● Given information
_ _ _ _
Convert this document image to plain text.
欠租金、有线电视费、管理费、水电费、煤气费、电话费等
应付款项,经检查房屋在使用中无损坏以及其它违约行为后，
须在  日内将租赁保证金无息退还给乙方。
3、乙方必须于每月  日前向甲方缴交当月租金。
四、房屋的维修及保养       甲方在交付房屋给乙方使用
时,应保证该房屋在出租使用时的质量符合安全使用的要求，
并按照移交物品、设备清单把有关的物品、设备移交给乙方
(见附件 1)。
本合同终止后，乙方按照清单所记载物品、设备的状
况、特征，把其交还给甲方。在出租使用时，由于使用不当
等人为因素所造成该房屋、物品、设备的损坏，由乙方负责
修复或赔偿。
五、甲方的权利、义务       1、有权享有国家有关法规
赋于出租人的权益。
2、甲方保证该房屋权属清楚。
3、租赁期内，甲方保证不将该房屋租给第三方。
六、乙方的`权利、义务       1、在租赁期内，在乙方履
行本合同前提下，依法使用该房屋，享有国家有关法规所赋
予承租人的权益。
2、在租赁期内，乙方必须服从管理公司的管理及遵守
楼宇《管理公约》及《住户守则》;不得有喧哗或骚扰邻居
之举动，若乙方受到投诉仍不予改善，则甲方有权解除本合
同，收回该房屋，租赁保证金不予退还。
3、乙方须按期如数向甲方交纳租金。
_ _ _ _
● Task brief
Repeat the data precisely, reproducing every entry.

● Expected answer
Convert this document image to plain text.
欠租金、有线电视费、管理费、水电费、煤气费、电话费等
应付款项,经检查房屋在使用中无损坏以及其它违约行为后，
须在  日内将租赁保证金无息退还给乙方。
3、乙方必须于每月  日前向甲方缴交当月租金。
四、房屋的维修及保养       甲方在交付房屋给乙方使用
时,应保证该房屋在出租使用时的质量符合安全使用的要求，
并按照移交物品、设备清单把有关的物品、设备移交给乙方
(见附件 1)。
本合同终止后，乙方按照清单所记载物品、设备的状
况、特征，把其交还给甲方。在出租使用时，由于使用不当
等人为因素所造成该房屋、物品、设备的损坏，由乙方负责
修复或赔偿。
五、甲方的权利、义务       1、有权享有国家有关法规
赋于出租人的权益。
2、甲方保证该房屋权属清楚。
3、租赁期内，甲方保证不将该房屋租给第三方。
六、乙方的`权利、义务       1、在租赁期内，在乙方履
行本合同前提下，依法使用该房屋，享有国家有关法规所赋
予承租人的权益。
2、在租赁期内，乙方必须服从管理公司的管理及遵守
楼宇《管理公约》及《住户守则》;不得有喧哗或骚扰邻居
之举动，若乙方受到投诉仍不予改善，则甲方有权解除本合
同，收回该房屋，租赁保证金不予退还。
3、乙方须按期如数向甲方交纳租金。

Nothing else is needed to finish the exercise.